- Stored data entries -
══════════
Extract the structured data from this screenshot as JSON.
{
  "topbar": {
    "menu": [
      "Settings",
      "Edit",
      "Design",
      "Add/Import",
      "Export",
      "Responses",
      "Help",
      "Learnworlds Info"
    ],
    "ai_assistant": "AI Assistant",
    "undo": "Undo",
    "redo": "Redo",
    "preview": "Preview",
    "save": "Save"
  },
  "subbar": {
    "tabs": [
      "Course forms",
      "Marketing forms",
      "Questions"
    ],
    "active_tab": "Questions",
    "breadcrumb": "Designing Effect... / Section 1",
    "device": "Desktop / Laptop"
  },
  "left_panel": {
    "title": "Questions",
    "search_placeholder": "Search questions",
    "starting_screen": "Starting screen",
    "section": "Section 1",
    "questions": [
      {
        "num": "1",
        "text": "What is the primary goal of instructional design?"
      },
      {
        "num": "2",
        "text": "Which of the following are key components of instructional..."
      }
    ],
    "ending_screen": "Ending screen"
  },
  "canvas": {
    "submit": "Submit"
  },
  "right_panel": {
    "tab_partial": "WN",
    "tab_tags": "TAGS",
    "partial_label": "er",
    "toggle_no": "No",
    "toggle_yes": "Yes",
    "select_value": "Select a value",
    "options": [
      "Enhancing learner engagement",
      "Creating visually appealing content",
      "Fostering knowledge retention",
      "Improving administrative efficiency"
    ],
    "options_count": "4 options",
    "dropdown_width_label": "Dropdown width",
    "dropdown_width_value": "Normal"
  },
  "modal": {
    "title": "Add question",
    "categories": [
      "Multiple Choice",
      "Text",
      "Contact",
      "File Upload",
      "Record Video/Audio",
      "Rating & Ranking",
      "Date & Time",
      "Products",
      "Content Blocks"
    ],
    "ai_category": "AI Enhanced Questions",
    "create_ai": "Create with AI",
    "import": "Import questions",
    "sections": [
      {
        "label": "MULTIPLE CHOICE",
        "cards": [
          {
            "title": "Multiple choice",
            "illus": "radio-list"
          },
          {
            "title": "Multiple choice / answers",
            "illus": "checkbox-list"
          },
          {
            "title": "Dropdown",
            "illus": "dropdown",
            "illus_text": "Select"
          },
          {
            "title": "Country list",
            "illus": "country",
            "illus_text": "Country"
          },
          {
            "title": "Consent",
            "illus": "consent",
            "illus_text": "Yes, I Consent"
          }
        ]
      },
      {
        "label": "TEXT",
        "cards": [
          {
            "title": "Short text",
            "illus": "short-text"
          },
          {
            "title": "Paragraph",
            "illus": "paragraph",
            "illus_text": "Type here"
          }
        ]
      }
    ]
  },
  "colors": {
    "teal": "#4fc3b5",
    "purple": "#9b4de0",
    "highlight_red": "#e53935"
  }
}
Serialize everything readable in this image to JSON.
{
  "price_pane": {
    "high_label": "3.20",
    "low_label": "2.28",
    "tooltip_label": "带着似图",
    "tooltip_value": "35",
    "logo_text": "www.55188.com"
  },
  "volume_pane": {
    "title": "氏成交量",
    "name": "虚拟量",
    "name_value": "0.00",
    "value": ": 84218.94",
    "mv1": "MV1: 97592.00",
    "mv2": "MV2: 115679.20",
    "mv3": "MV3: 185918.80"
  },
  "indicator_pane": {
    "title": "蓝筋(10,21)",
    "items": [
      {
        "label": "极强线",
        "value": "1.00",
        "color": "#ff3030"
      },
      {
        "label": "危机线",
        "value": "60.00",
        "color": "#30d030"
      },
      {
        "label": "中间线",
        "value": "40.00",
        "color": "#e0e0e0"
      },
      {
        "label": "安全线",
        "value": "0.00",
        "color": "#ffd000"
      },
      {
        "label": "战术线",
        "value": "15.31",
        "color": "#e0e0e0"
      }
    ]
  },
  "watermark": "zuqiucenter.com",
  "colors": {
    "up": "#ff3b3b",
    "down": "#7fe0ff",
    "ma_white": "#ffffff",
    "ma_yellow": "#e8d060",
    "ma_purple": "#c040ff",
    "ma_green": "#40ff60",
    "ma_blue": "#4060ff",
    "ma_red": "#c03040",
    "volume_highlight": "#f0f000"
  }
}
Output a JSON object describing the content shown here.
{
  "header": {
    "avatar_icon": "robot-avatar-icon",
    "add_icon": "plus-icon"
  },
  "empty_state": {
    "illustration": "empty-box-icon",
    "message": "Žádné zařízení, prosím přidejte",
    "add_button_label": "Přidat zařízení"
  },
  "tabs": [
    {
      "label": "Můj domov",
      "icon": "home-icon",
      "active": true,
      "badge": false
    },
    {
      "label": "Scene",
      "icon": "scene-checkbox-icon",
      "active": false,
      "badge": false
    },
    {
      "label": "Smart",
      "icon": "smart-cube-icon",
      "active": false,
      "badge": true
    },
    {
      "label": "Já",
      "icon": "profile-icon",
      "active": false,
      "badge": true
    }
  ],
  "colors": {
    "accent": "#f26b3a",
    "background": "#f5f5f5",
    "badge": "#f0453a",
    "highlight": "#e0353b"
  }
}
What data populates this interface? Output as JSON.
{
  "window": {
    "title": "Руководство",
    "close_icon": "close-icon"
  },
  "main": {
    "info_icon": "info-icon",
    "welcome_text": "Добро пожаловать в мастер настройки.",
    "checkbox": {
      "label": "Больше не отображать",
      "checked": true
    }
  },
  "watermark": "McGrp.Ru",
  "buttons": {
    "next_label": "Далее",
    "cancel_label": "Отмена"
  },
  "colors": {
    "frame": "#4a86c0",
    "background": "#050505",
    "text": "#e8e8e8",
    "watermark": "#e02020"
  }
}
══════════
- AIM OF THE EXERCISE -
Copy out the whole listing exactly.

- WORKED SOLUTION -
Extract the structured data from this screenshot as JSON.
{
  "topbar": {
    "menu": [
      "Settings",
      "Edit",
      "Design",
      "Add/Import",
      "Export",
      "Responses",
      "Help",
      "Learnworlds Info"
    ],
    "ai_assistant": "AI Assistant",
    "undo": "Undo",
    "redo": "Redo",
    "preview": "Preview",
    "save": "Save"
  },
  "subbar": {
    "tabs": [
      "Course forms",
      "Marketing forms",
      "Questions"
    ],
    "active_tab": "Questions",
    "breadcrumb": "Designing Effect... / Section 1",
    "device": "Desktop / Laptop"
  },
  "left_panel": {
    "title": "Questions",
    "search_placeholder": "Search questions",
    "starting_screen": "Starting screen",
    "section": "Section 1",
    "questions": [
      {
        "num": "1",
        "text": "What is the primary goal of instructional design?"
      },
      {
        "num": "2",
        "text": "Which of the following are key components of instructional..."
      }
    ],
    "ending_screen": "Ending screen"
  },
  "canvas": {
    "submit": "Submit"
  },
  "right_panel": {
    "tab_partial": "WN",
    "tab_tags": "TAGS",
    "partial_label": "er",
    "toggle_no": "No",
    "toggle_yes": "Yes",
    "select_value": "Select a value",
    "options": [
      "Enhancing learner engagement",
      "Creating visually appealing content",
      "Fostering knowledge retention",
      "Improving administrative efficiency"
    ],
    "options_count": "4 options",
    "dropdown_width_label": "Dropdown width",
    "dropdown_width_value": "Normal"
  },
  "modal": {
    "title": "Add question",
    "categories": [
      "Multiple Choice",
      "Text",
      "Contact",
      "File Upload",
      "Record Video/Audio",
      "Rating & Ranking",
      "Date & Time",
      "Products",
      "Content Blocks"
    ],
    "ai_category": "AI Enhanced Questions",
    "create_ai": "Create with AI",
    "import": "Import questions",
    "sections": [
      {
        "label": "MULTIPLE CHOICE",
        "cards": [
          {
            "title": "Multiple choice",
            "illus": "radio-list"
          },
          {
            "title": "Multiple choice / answers",
            "illus": "checkbox-list"
          },
          {
            "title": "Dropdown",
            "illus": "dropdown",
            "illus_text": "Select"
          },
          {
            "title": "Country list",
            "illus": "country",
            "illus_text": "Country"
          },
          {
            "title": "Consent",
            "illus": "consent",
            "illus_text": "Yes, I Consent"
          }
        ]
      },
      {
        "label": "TEXT",
        "cards": [
          {
            "title": "Short text",
            "illus": "short-text"
          },
          {
            "title": "Paragraph",
            "illus": "paragraph",
            "illus_text": "Type here"
          }
        ]
      }
    ]
  },
  "colors": {
    "teal": "#4fc3b5",
    "purple": "#9b4de0",
    "highlight_red": "#e53935"
  }
}
Serialize everything readable in this image to JSON.
{
  "price_pane": {
    "high_label": "3.20",
    "low_label": "2.28",
    "tooltip_label": "带着似图",
    "tooltip_value": "35",
    "logo_text": "www.55188.com"
  },
  "volume_pane": {
    "title": "氏成交量",
    "name": "虚拟量",
    "name_value": "0.00",
    "value": ": 84218.94",
    "mv1": "MV1: 97592.00",
    "mv2": "MV2: 115679.20",
    "mv3": "MV3: 185918.80"
  },
  "indicator_pane": {
    "title": "蓝筋(10,21)",
    "items": [
      {
        "label": "极强线",
        "value": "1.00",
        "color": "#ff3030"
      },
      {
        "label": "危机线",
        "value": "60.00",
        "color": "#30d030"
      },
      {
        "label": "中间线",
        "value": "40.00",
        "color": "#e0e0e0"
      },
      {
        "label": "安全线",
        "value": "0.00",
        "color": "#ffd000"
      },
      {
        "label": "战术线",
        "value": "15.31",
        "color": "#e0e0e0"
      }
    ]
  },
  "watermark": "zuqiucenter.com",
  "colors": {
    "up": "#ff3b3b",
    "down": "#7fe0ff",
    "ma_white": "#ffffff",
    "ma_yellow": "#e8d060",
    "ma_purple": "#c040ff",
    "ma_green": "#40ff60",
    "ma_blue": "#4060ff",
    "ma_red": "#c03040",
    "volume_highlight": "#f0f000"
  }
}
Output a JSON object describing the content shown here.
{
  "header": {
    "avatar_icon": "robot-avatar-icon",
    "add_icon": "plus-icon"
  },
  "empty_state": {
    "illustration": "empty-box-icon",
    "message": "Žádné zařízení, prosím přidejte",
    "add_button_label": "Přidat zařízení"
  },
  "tabs": [
    {
      "label": "Můj domov",
      "icon": "home-icon",
      "active": true,
      "badge": false
    },
    {
      "label": "Scene",
      "icon": "scene-checkbox-icon",
      "active": false,
      "badge": false
    },
    {
      "label": "Smart",
      "icon": "smart-cube-icon",
      "active": false,
      "badge": true
    },
    {
      "label": "Já",
      "icon": "profile-icon",
      "active": false,
      "badge": true
    }
  ],
  "colors": {
    "accent": "#f26b3a",
    "background": "#f5f5f5",
    "badge": "#f0453a",
    "highlight": "#e0353b"
  }
}
What data populates this interface? Output as JSON.
{
  "window": {
    "title": "Руководство",
    "close_icon": "close-icon"
  },
  "main": {
    "info_icon": "info-icon",
    "welcome_text": "Добро пожаловать в мастер настройки.",
    "checkbox": {
      "label": "Больше не отображать",
      "checked": true
    }
  },
  "watermark": "McGrp.Ru",
  "buttons": {
    "next_label": "Далее",
    "cancel_label": "Отмена"
  },
  "colors": {
    "frame": "#4a86c0",
    "background": "#050505",
    "text": "#e8e8e8",
    "watermark": "#e02020"
  }
}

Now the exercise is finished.